• **EXERCISE GOAL**
Across the entries below, count the lines in which the word "Schulungen" occurs. Reply with the count alone.

• **EXTRACTED INFORMATION**

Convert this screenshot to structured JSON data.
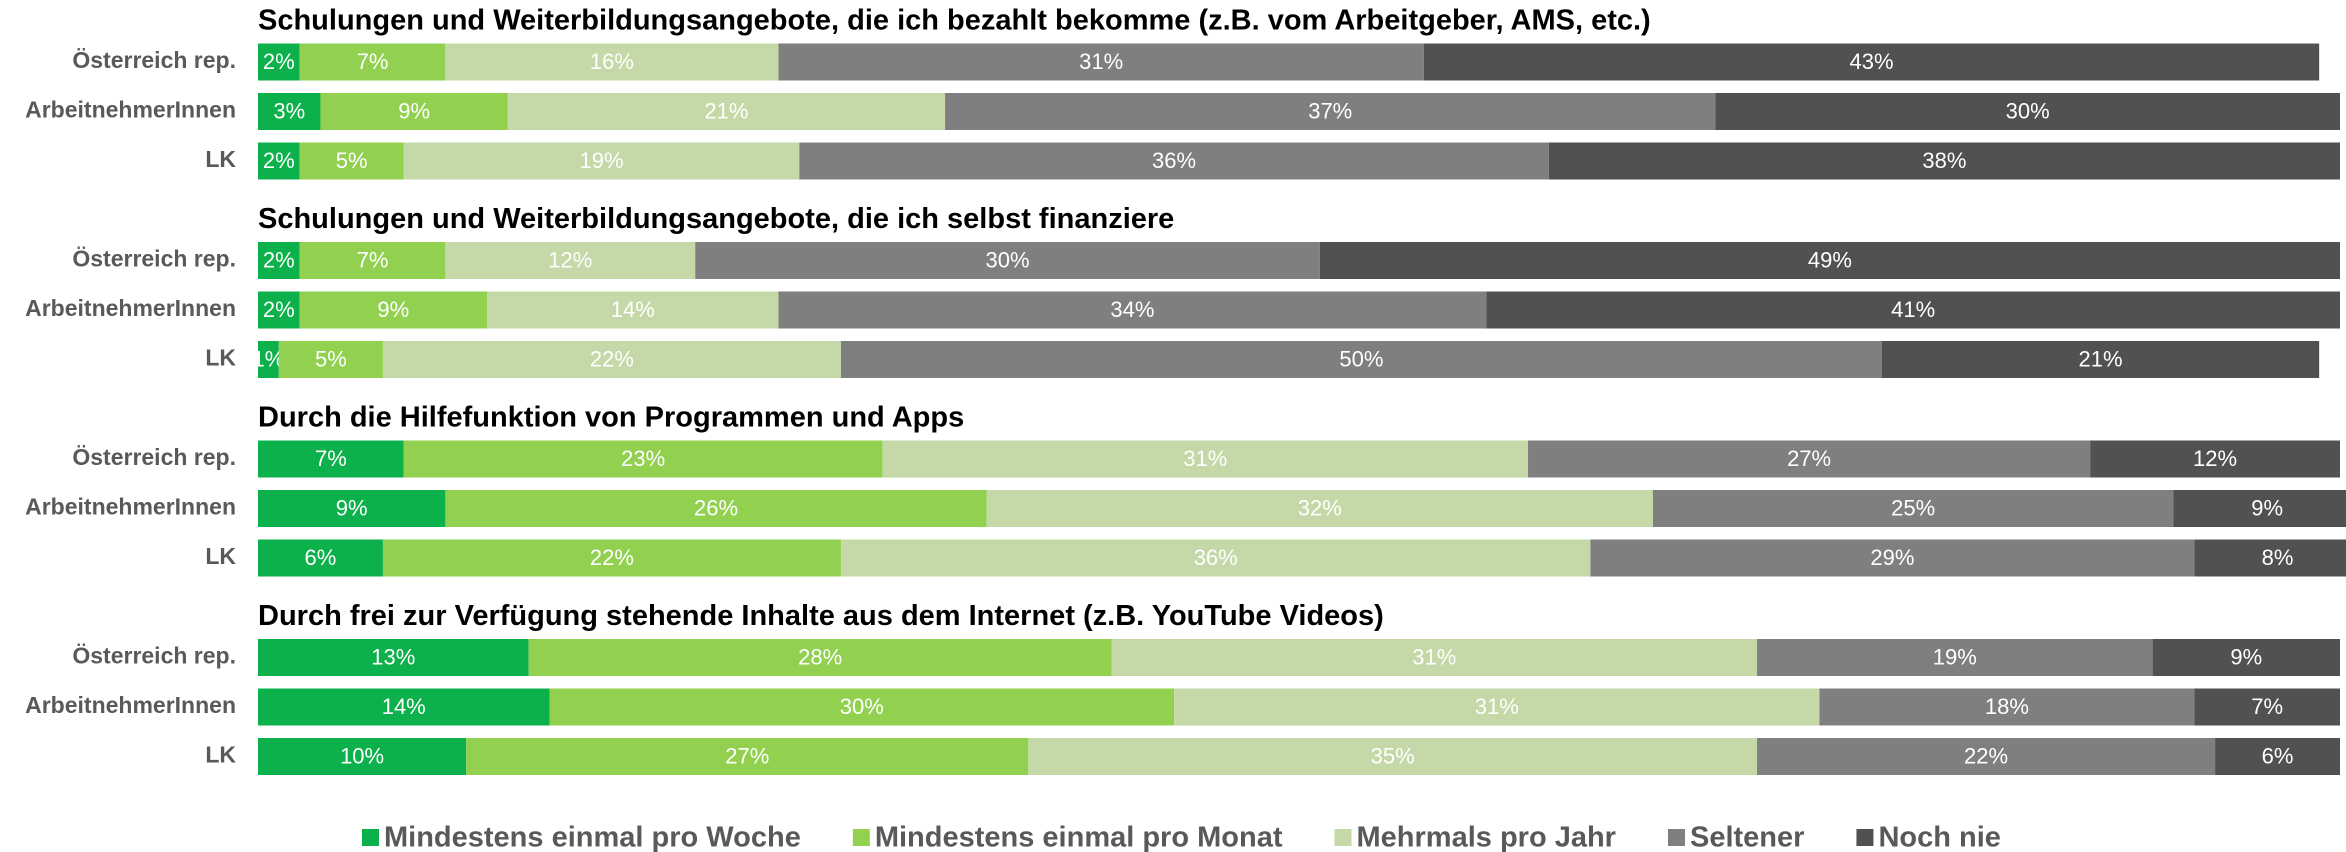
{
  "chart_data": [
    {
      "type": "bar",
      "orientation": "horizontal",
      "stacked": true,
      "title": "Schulungen und Weiterbildungsangebote, die ich bezahlt bekomme (z.B. vom Arbeitgeber, AMS, etc.)",
      "categories": [
        "Österreich rep.",
        "ArbeitnehmerInnen",
        "LK"
      ],
      "xlim": [
        0,
        100
      ],
      "legend": "bottom",
      "series": [
        {
          "name": "Mindestens einmal pro Woche",
          "color": "#0db14b",
          "values": [
            2,
            3,
            2
          ],
          "value_labels": [
            "2%",
            "3%",
            "2%"
          ]
        },
        {
          "name": "Mindestens einmal pro Monat",
          "color": "#92d050",
          "values": [
            7,
            9,
            5
          ],
          "value_labels": [
            "7%",
            "9%",
            "5%"
          ]
        },
        {
          "name": "Mehrmals pro Jahr",
          "color": "#c5d9a8",
          "values": [
            16,
            21,
            19
          ],
          "value_labels": [
            "16%",
            "21%",
            "19%"
          ]
        },
        {
          "name": "Seltener",
          "color": "#7f7f7f",
          "values": [
            31,
            37,
            36
          ],
          "value_labels": [
            "31%",
            "37%",
            "36%"
          ]
        },
        {
          "name": "Noch nie",
          "color": "#515151",
          "values": [
            43,
            30,
            38
          ],
          "value_labels": [
            "43%",
            "30%",
            "38%"
          ]
        }
      ]
    },
    {
      "type": "bar",
      "orientation": "horizontal",
      "stacked": true,
      "title": "Schulungen und Weiterbildungsangebote, die ich selbst finanziere",
      "categories": [
        "Österreich rep.",
        "ArbeitnehmerInnen",
        "LK"
      ],
      "xlim": [
        0,
        100
      ],
      "series": [
        {
          "name": "Mindestens einmal pro Woche",
          "color": "#0db14b",
          "values": [
            2,
            2,
            1
          ],
          "value_labels": [
            "2%",
            "2%",
            "1%"
          ]
        },
        {
          "name": "Mindestens einmal pro Monat",
          "color": "#92d050",
          "values": [
            7,
            9,
            5
          ],
          "value_labels": [
            "7%",
            "9%",
            "5%"
          ]
        },
        {
          "name": "Mehrmals pro Jahr",
          "color": "#c5d9a8",
          "values": [
            12,
            14,
            22
          ],
          "value_labels": [
            "12%",
            "14%",
            "22%"
          ]
        },
        {
          "name": "Seltener",
          "color": "#7f7f7f",
          "values": [
            30,
            34,
            50
          ],
          "value_labels": [
            "30%",
            "34%",
            "50%"
          ]
        },
        {
          "name": "Noch nie",
          "color": "#515151",
          "values": [
            49,
            41,
            21
          ],
          "value_labels": [
            "49%",
            "41%",
            "21%"
          ]
        }
      ]
    },
    {
      "type": "bar",
      "orientation": "horizontal",
      "stacked": true,
      "title": "Durch die Hilfefunktion von Programmen und Apps",
      "categories": [
        "Österreich rep.",
        "ArbeitnehmerInnen",
        "LK"
      ],
      "xlim": [
        0,
        100
      ],
      "series": [
        {
          "name": "Mindestens einmal pro Woche",
          "color": "#0db14b",
          "values": [
            7,
            9,
            6
          ],
          "value_labels": [
            "7%",
            "9%",
            "6%"
          ]
        },
        {
          "name": "Mindestens einmal pro Monat",
          "color": "#92d050",
          "values": [
            23,
            26,
            22
          ],
          "value_labels": [
            "23%",
            "26%",
            "22%"
          ]
        },
        {
          "name": "Mehrmals pro Jahr",
          "color": "#c5d9a8",
          "values": [
            31,
            32,
            36
          ],
          "value_labels": [
            "31%",
            "32%",
            "36%"
          ]
        },
        {
          "name": "Seltener",
          "color": "#7f7f7f",
          "values": [
            27,
            25,
            29
          ],
          "value_labels": [
            "27%",
            "25%",
            "29%"
          ]
        },
        {
          "name": "Noch nie",
          "color": "#515151",
          "values": [
            12,
            9,
            8
          ],
          "value_labels": [
            "12%",
            "9%",
            "8%"
          ]
        }
      ]
    },
    {
      "type": "bar",
      "orientation": "horizontal",
      "stacked": true,
      "title": "Durch frei zur Verfügung stehende Inhalte aus dem Internet (z.B. YouTube Videos)",
      "categories": [
        "Österreich rep.",
        "ArbeitnehmerInnen",
        "LK"
      ],
      "xlim": [
        0,
        100
      ],
      "series": [
        {
          "name": "Mindestens einmal pro Woche",
          "color": "#0db14b",
          "values": [
            13,
            14,
            10
          ],
          "value_labels": [
            "13%",
            "14%",
            "10%"
          ]
        },
        {
          "name": "Mindestens einmal pro Monat",
          "color": "#92d050",
          "values": [
            28,
            30,
            27
          ],
          "value_labels": [
            "28%",
            "30%",
            "27%"
          ]
        },
        {
          "name": "Mehrmals pro Jahr",
          "color": "#c5d9a8",
          "values": [
            31,
            31,
            35
          ],
          "value_labels": [
            "31%",
            "31%",
            "35%"
          ]
        },
        {
          "name": "Seltener",
          "color": "#7f7f7f",
          "values": [
            19,
            18,
            22
          ],
          "value_labels": [
            "19%",
            "18%",
            "22%"
          ]
        },
        {
          "name": "Noch nie",
          "color": "#515151",
          "values": [
            9,
            7,
            6
          ],
          "value_labels": [
            "9%",
            "7%",
            "6%"
          ]
        }
      ]
    }
  ]
}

• **ANSWER IN FULL**
2